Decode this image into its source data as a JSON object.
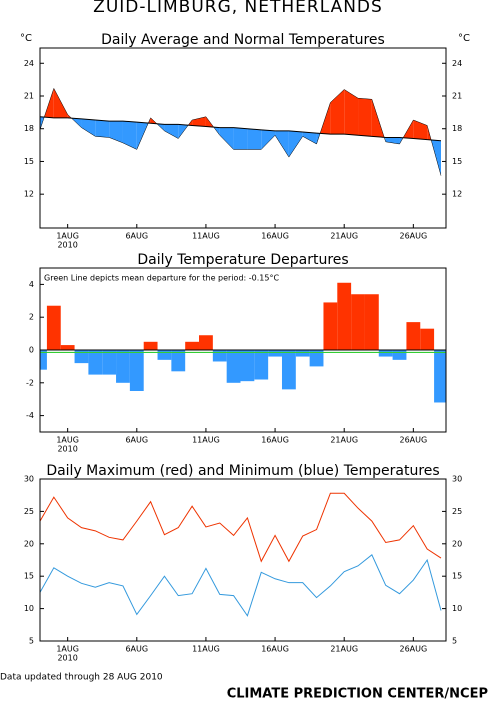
{
  "header": {
    "title": "ZUID-LIMBURG, NETHERLANDS"
  },
  "footer": {
    "updated": "Data updated through 28 AUG 2010",
    "credit": "CLIMATE PREDICTION CENTER/NCEP"
  },
  "chart_data": [
    {
      "type": "departure_area",
      "title": "Daily Average and Normal Temperatures",
      "y_label": "°C",
      "y2_label": "°C",
      "x": [
        "2010-07-30",
        "2010-07-31",
        "2010-08-01",
        "2010-08-02",
        "2010-08-03",
        "2010-08-04",
        "2010-08-05",
        "2010-08-06",
        "2010-08-07",
        "2010-08-08",
        "2010-08-09",
        "2010-08-10",
        "2010-08-11",
        "2010-08-12",
        "2010-08-13",
        "2010-08-14",
        "2010-08-15",
        "2010-08-16",
        "2010-08-17",
        "2010-08-18",
        "2010-08-19",
        "2010-08-20",
        "2010-08-21",
        "2010-08-22",
        "2010-08-23",
        "2010-08-24",
        "2010-08-25",
        "2010-08-26",
        "2010-08-27",
        "2010-08-28"
      ],
      "series": [
        {
          "color": "#000000",
          "values": [
            17.9,
            21.7,
            19.3,
            18.1,
            17.3,
            17.2,
            16.7,
            16.1,
            19.0,
            17.8,
            17.1,
            18.8,
            19.1,
            17.4,
            16.1,
            16.1,
            16.1,
            17.4,
            15.4,
            17.3,
            16.6,
            20.4,
            21.6,
            20.8,
            20.7,
            16.8,
            16.6,
            18.8,
            18.3,
            13.7
          ]
        },
        {
          "color": "#000000",
          "values": [
            19.1,
            19.0,
            19.0,
            18.9,
            18.8,
            18.7,
            18.7,
            18.6,
            18.5,
            18.4,
            18.4,
            18.3,
            18.2,
            18.1,
            18.1,
            18.0,
            17.9,
            17.8,
            17.8,
            17.7,
            17.6,
            17.5,
            17.5,
            17.4,
            17.3,
            17.2,
            17.2,
            17.1,
            17.0,
            16.9
          ]
        }
      ],
      "above_color": "#ff3300",
      "below_color": "#3399ff",
      "xlim": [
        "2010-07-30",
        "2010-08-28"
      ],
      "xticks": [
        {
          "value": "2010-08-01",
          "label": "1AUG",
          "sublabel": "2010"
        },
        {
          "value": "2010-08-06",
          "label": "6AUG"
        },
        {
          "value": "2010-08-11",
          "label": "11AUG"
        },
        {
          "value": "2010-08-16",
          "label": "16AUG"
        },
        {
          "value": "2010-08-21",
          "label": "21AUG"
        },
        {
          "value": "2010-08-26",
          "label": "26AUG"
        }
      ],
      "ylim": [
        8.9,
        25.4
      ],
      "yticks": [
        12,
        15,
        18,
        21,
        24
      ],
      "right_axis_labels": true
    },
    {
      "type": "bar",
      "title": "Daily Temperature Departures",
      "annotation": "Green Line depicts mean departure for the period: -0.15°C",
      "mean_departure": -0.15,
      "mean_color": "#33cc33",
      "x": [
        "2010-07-30",
        "2010-07-31",
        "2010-08-01",
        "2010-08-02",
        "2010-08-03",
        "2010-08-04",
        "2010-08-05",
        "2010-08-06",
        "2010-08-07",
        "2010-08-08",
        "2010-08-09",
        "2010-08-10",
        "2010-08-11",
        "2010-08-12",
        "2010-08-13",
        "2010-08-14",
        "2010-08-15",
        "2010-08-16",
        "2010-08-17",
        "2010-08-18",
        "2010-08-19",
        "2010-08-20",
        "2010-08-21",
        "2010-08-22",
        "2010-08-23",
        "2010-08-24",
        "2010-08-25",
        "2010-08-26",
        "2010-08-27",
        "2010-08-28"
      ],
      "values": [
        -1.2,
        2.7,
        0.3,
        -0.8,
        -1.5,
        -1.5,
        -2.0,
        -2.5,
        0.5,
        -0.6,
        -1.3,
        0.5,
        0.9,
        -0.7,
        -2.0,
        -1.9,
        -1.8,
        -0.4,
        -2.4,
        -0.4,
        -1.0,
        2.9,
        4.1,
        3.4,
        3.4,
        -0.4,
        -0.6,
        1.7,
        1.3,
        -3.2
      ],
      "above_color": "#ff3300",
      "below_color": "#3399ff",
      "xlim": [
        "2010-07-30",
        "2010-08-28"
      ],
      "xticks": [
        {
          "value": "2010-08-01",
          "label": "1AUG",
          "sublabel": "2010"
        },
        {
          "value": "2010-08-06",
          "label": "6AUG"
        },
        {
          "value": "2010-08-11",
          "label": "11AUG"
        },
        {
          "value": "2010-08-16",
          "label": "16AUG"
        },
        {
          "value": "2010-08-21",
          "label": "21AUG"
        },
        {
          "value": "2010-08-26",
          "label": "26AUG"
        }
      ],
      "ylim": [
        -5,
        5
      ],
      "yticks": [
        -4,
        -2,
        0,
        2,
        4
      ],
      "right_axis_labels": false
    },
    {
      "type": "line",
      "title": "Daily Maximum (red) and Minimum (blue) Temperatures",
      "x": [
        "2010-07-30",
        "2010-07-31",
        "2010-08-01",
        "2010-08-02",
        "2010-08-03",
        "2010-08-04",
        "2010-08-05",
        "2010-08-06",
        "2010-08-07",
        "2010-08-08",
        "2010-08-09",
        "2010-08-10",
        "2010-08-11",
        "2010-08-12",
        "2010-08-13",
        "2010-08-14",
        "2010-08-15",
        "2010-08-16",
        "2010-08-17",
        "2010-08-18",
        "2010-08-19",
        "2010-08-20",
        "2010-08-21",
        "2010-08-22",
        "2010-08-23",
        "2010-08-24",
        "2010-08-25",
        "2010-08-26",
        "2010-08-27",
        "2010-08-28"
      ],
      "series": [
        {
          "color": "#ee3300",
          "values": [
            23.5,
            27.2,
            24.0,
            22.5,
            22.0,
            21.0,
            20.6,
            23.5,
            26.5,
            21.4,
            22.5,
            25.8,
            22.6,
            23.2,
            21.3,
            24.0,
            17.3,
            21.3,
            17.3,
            21.2,
            22.2,
            27.8,
            27.8,
            25.5,
            23.5,
            20.2,
            20.6,
            22.8,
            19.2,
            17.8
          ]
        },
        {
          "color": "#3399dd",
          "values": [
            12.5,
            16.3,
            15.0,
            13.9,
            13.3,
            14.0,
            13.5,
            9.1,
            12.0,
            15.0,
            12.0,
            12.3,
            16.2,
            12.2,
            12.0,
            8.9,
            15.6,
            14.6,
            14.0,
            14.0,
            11.7,
            13.5,
            15.7,
            16.6,
            18.3,
            13.6,
            12.3,
            14.4,
            17.5,
            9.7
          ]
        }
      ],
      "xlim": [
        "2010-07-30",
        "2010-08-28"
      ],
      "xticks": [
        {
          "value": "2010-08-01",
          "label": "1AUG",
          "sublabel": "2010"
        },
        {
          "value": "2010-08-06",
          "label": "6AUG"
        },
        {
          "value": "2010-08-11",
          "label": "11AUG"
        },
        {
          "value": "2010-08-16",
          "label": "16AUG"
        },
        {
          "value": "2010-08-21",
          "label": "21AUG"
        },
        {
          "value": "2010-08-26",
          "label": "26AUG"
        }
      ],
      "ylim": [
        5,
        30
      ],
      "yticks": [
        5,
        10,
        15,
        20,
        25,
        30
      ],
      "right_axis_labels": true
    }
  ]
}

====================

**STATED TASK:** Print all of the entries word for word. Skip any images they contain.

**ANSWER FOR THIS EXERCISE:**
Decode this image into its source data as a JSON object.
{
  "header": {
    "title": "ZUID-LIMBURG, NETHERLANDS"
  },
  "footer": {
    "updated": "Data updated through 28 AUG 2010",
    "credit": "CLIMATE PREDICTION CENTER/NCEP"
  },
  "chart_data": [
    {
      "type": "departure_area",
      "title": "Daily Average and Normal Temperatures",
      "y_label": "°C",
      "y2_label": "°C",
      "x": [
        "2010-07-30",
        "2010-07-31",
        "2010-08-01",
        "2010-08-02",
        "2010-08-03",
        "2010-08-04",
        "2010-08-05",
        "2010-08-06",
        "2010-08-07",
        "2010-08-08",
        "2010-08-09",
        "2010-08-10",
        "2010-08-11",
        "2010-08-12",
        "2010-08-13",
        "2010-08-14",
        "2010-08-15",
        "2010-08-16",
        "2010-08-17",
        "2010-08-18",
        "2010-08-19",
        "2010-08-20",
        "2010-08-21",
        "2010-08-22",
        "2010-08-23",
        "2010-08-24",
        "2010-08-25",
        "2010-08-26",
        "2010-08-27",
        "2010-08-28"
      ],
      "series": [
        {
          "color": "#000000",
          "values": [
            17.9,
            21.7,
            19.3,
            18.1,
            17.3,
            17.2,
            16.7,
            16.1,
            19.0,
            17.8,
            17.1,
            18.8,
            19.1,
            17.4,
            16.1,
            16.1,
            16.1,
            17.4,
            15.4,
            17.3,
            16.6,
            20.4,
            21.6,
            20.8,
            20.7,
            16.8,
            16.6,
            18.8,
            18.3,
            13.7
          ]
        },
        {
          "color": "#000000",
          "values": [
            19.1,
            19.0,
            19.0,
            18.9,
            18.8,
            18.7,
            18.7,
            18.6,
            18.5,
            18.4,
            18.4,
            18.3,
            18.2,
            18.1,
            18.1,
            18.0,
            17.9,
            17.8,
            17.8,
            17.7,
            17.6,
            17.5,
            17.5,
            17.4,
            17.3,
            17.2,
            17.2,
            17.1,
            17.0,
            16.9
          ]
        }
      ],
      "above_color": "#ff3300",
      "below_color": "#3399ff",
      "xlim": [
        "2010-07-30",
        "2010-08-28"
      ],
      "xticks": [
        {
          "value": "2010-08-01",
          "label": "1AUG",
          "sublabel": "2010"
        },
        {
          "value": "2010-08-06",
          "label": "6AUG"
        },
        {
          "value": "2010-08-11",
          "label": "11AUG"
        },
        {
          "value": "2010-08-16",
          "label": "16AUG"
        },
        {
          "value": "2010-08-21",
          "label": "21AUG"
        },
        {
          "value": "2010-08-26",
          "label": "26AUG"
        }
      ],
      "ylim": [
        8.9,
        25.4
      ],
      "yticks": [
        12,
        15,
        18,
        21,
        24
      ],
      "right_axis_labels": true
    },
    {
      "type": "bar",
      "title": "Daily Temperature Departures",
      "annotation": "Green Line depicts mean departure for the period: -0.15°C",
      "mean_departure": -0.15,
      "mean_color": "#33cc33",
      "x": [
        "2010-07-30",
        "2010-07-31",
        "2010-08-01",
        "2010-08-02",
        "2010-08-03",
        "2010-08-04",
        "2010-08-05",
        "2010-08-06",
        "2010-08-07",
        "2010-08-08",
        "2010-08-09",
        "2010-08-10",
        "2010-08-11",
        "2010-08-12",
        "2010-08-13",
        "2010-08-14",
        "2010-08-15",
        "2010-08-16",
        "2010-08-17",
        "2010-08-18",
        "2010-08-19",
        "2010-08-20",
        "2010-08-21",
        "2010-08-22",
        "2010-08-23",
        "2010-08-24",
        "2010-08-25",
        "2010-08-26",
        "2010-08-27",
        "2010-08-28"
      ],
      "values": [
        -1.2,
        2.7,
        0.3,
        -0.8,
        -1.5,
        -1.5,
        -2.0,
        -2.5,
        0.5,
        -0.6,
        -1.3,
        0.5,
        0.9,
        -0.7,
        -2.0,
        -1.9,
        -1.8,
        -0.4,
        -2.4,
        -0.4,
        -1.0,
        2.9,
        4.1,
        3.4,
        3.4,
        -0.4,
        -0.6,
        1.7,
        1.3,
        -3.2
      ],
      "above_color": "#ff3300",
      "below_color": "#3399ff",
      "xlim": [
        "2010-07-30",
        "2010-08-28"
      ],
      "xticks": [
        {
          "value": "2010-08-01",
          "label": "1AUG",
          "sublabel": "2010"
        },
        {
          "value": "2010-08-06",
          "label": "6AUG"
        },
        {
          "value": "2010-08-11",
          "label": "11AUG"
        },
        {
          "value": "2010-08-16",
          "label": "16AUG"
        },
        {
          "value": "2010-08-21",
          "label": "21AUG"
        },
        {
          "value": "2010-08-26",
          "label": "26AUG"
        }
      ],
      "ylim": [
        -5,
        5
      ],
      "yticks": [
        -4,
        -2,
        0,
        2,
        4
      ],
      "right_axis_labels": false
    },
    {
      "type": "line",
      "title": "Daily Maximum (red) and Minimum (blue) Temperatures",
      "x": [
        "2010-07-30",
        "2010-07-31",
        "2010-08-01",
        "2010-08-02",
        "2010-08-03",
        "2010-08-04",
        "2010-08-05",
        "2010-08-06",
        "2010-08-07",
        "2010-08-08",
        "2010-08-09",
        "2010-08-10",
        "2010-08-11",
        "2010-08-12",
        "2010-08-13",
        "2010-08-14",
        "2010-08-15",
        "2010-08-16",
        "2010-08-17",
        "2010-08-18",
        "2010-08-19",
        "2010-08-20",
        "2010-08-21",
        "2010-08-22",
        "2010-08-23",
        "2010-08-24",
        "2010-08-25",
        "2010-08-26",
        "2010-08-27",
        "2010-08-28"
      ],
      "series": [
        {
          "color": "#ee3300",
          "values": [
            23.5,
            27.2,
            24.0,
            22.5,
            22.0,
            21.0,
            20.6,
            23.5,
            26.5,
            21.4,
            22.5,
            25.8,
            22.6,
            23.2,
            21.3,
            24.0,
            17.3,
            21.3,
            17.3,
            21.2,
            22.2,
            27.8,
            27.8,
            25.5,
            23.5,
            20.2,
            20.6,
            22.8,
            19.2,
            17.8
          ]
        },
        {
          "color": "#3399dd",
          "values": [
            12.5,
            16.3,
            15.0,
            13.9,
            13.3,
            14.0,
            13.5,
            9.1,
            12.0,
            15.0,
            12.0,
            12.3,
            16.2,
            12.2,
            12.0,
            8.9,
            15.6,
            14.6,
            14.0,
            14.0,
            11.7,
            13.5,
            15.7,
            16.6,
            18.3,
            13.6,
            12.3,
            14.4,
            17.5,
            9.7
          ]
        }
      ],
      "xlim": [
        "2010-07-30",
        "2010-08-28"
      ],
      "xticks": [
        {
          "value": "2010-08-01",
          "label": "1AUG",
          "sublabel": "2010"
        },
        {
          "value": "2010-08-06",
          "label": "6AUG"
        },
        {
          "value": "2010-08-11",
          "label": "11AUG"
        },
        {
          "value": "2010-08-16",
          "label": "16AUG"
        },
        {
          "value": "2010-08-21",
          "label": "21AUG"
        },
        {
          "value": "2010-08-26",
          "label": "26AUG"
        }
      ],
      "ylim": [
        5,
        30
      ],
      "yticks": [
        5,
        10,
        15,
        20,
        25,
        30
      ],
      "right_axis_labels": true
    }
  ]
}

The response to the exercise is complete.